EXERCISE DESCRIPTION: Give all of the lines again, with nothing added or dropped.
···
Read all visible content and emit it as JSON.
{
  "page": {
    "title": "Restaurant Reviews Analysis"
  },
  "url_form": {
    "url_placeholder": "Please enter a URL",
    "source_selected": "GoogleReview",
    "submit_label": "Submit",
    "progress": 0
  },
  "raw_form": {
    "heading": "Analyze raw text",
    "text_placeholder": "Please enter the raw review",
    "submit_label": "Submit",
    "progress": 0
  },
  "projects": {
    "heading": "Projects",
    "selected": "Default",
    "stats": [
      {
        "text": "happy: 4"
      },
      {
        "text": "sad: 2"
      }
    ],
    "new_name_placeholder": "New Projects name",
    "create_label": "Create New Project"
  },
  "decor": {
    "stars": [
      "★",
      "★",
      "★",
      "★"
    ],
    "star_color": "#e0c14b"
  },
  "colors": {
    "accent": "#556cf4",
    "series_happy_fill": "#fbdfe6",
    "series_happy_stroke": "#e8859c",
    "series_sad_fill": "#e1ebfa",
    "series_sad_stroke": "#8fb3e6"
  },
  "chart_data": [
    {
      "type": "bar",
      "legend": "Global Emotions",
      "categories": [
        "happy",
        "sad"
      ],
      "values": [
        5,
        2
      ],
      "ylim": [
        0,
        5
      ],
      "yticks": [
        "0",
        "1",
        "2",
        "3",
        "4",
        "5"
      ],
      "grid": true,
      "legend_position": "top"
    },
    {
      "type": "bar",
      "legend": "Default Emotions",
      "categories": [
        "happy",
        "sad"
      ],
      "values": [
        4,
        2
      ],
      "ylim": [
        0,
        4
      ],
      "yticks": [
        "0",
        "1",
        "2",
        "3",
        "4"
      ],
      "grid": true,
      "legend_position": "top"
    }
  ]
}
···
RESPONSE:
Read all visible content and emit it as JSON.
{
  "page": {
    "title": "Restaurant Reviews Analysis"
  },
  "url_form": {
    "url_placeholder": "Please enter a URL",
    "source_selected": "GoogleReview",
    "submit_label": "Submit",
    "progress": 0
  },
  "raw_form": {
    "heading": "Analyze raw text",
    "text_placeholder": "Please enter the raw review",
    "submit_label": "Submit",
    "progress": 0
  },
  "projects": {
    "heading": "Projects",
    "selected": "Default",
    "stats": [
      {
        "text": "happy: 4"
      },
      {
        "text": "sad: 2"
      }
    ],
    "new_name_placeholder": "New Projects name",
    "create_label": "Create New Project"
  },
  "decor": {
    "stars": [
      "★",
      "★",
      "★",
      "★"
    ],
    "star_color": "#e0c14b"
  },
  "colors": {
    "accent": "#556cf4",
    "series_happy_fill": "#fbdfe6",
    "series_happy_stroke": "#e8859c",
    "series_sad_fill": "#e1ebfa",
    "series_sad_stroke": "#8fb3e6"
  },
  "chart_data": [
    {
      "type": "bar",
      "legend": "Global Emotions",
      "categories": [
        "happy",
        "sad"
      ],
      "values": [
        5,
        2
      ],
      "ylim": [
        0,
        5
      ],
      "yticks": [
        "0",
        "1",
        "2",
        "3",
        "4",
        "5"
      ],
      "grid": true,
      "legend_position": "top"
    },
    {
      "type": "bar",
      "legend": "Default Emotions",
      "categories": [
        "happy",
        "sad"
      ],
      "values": [
        4,
        2
      ],
      "ylim": [
        0,
        4
      ],
      "yticks": [
        "0",
        "1",
        "2",
        "3",
        "4"
      ],
      "grid": true,
      "legend_position": "top"
    }
  ]
}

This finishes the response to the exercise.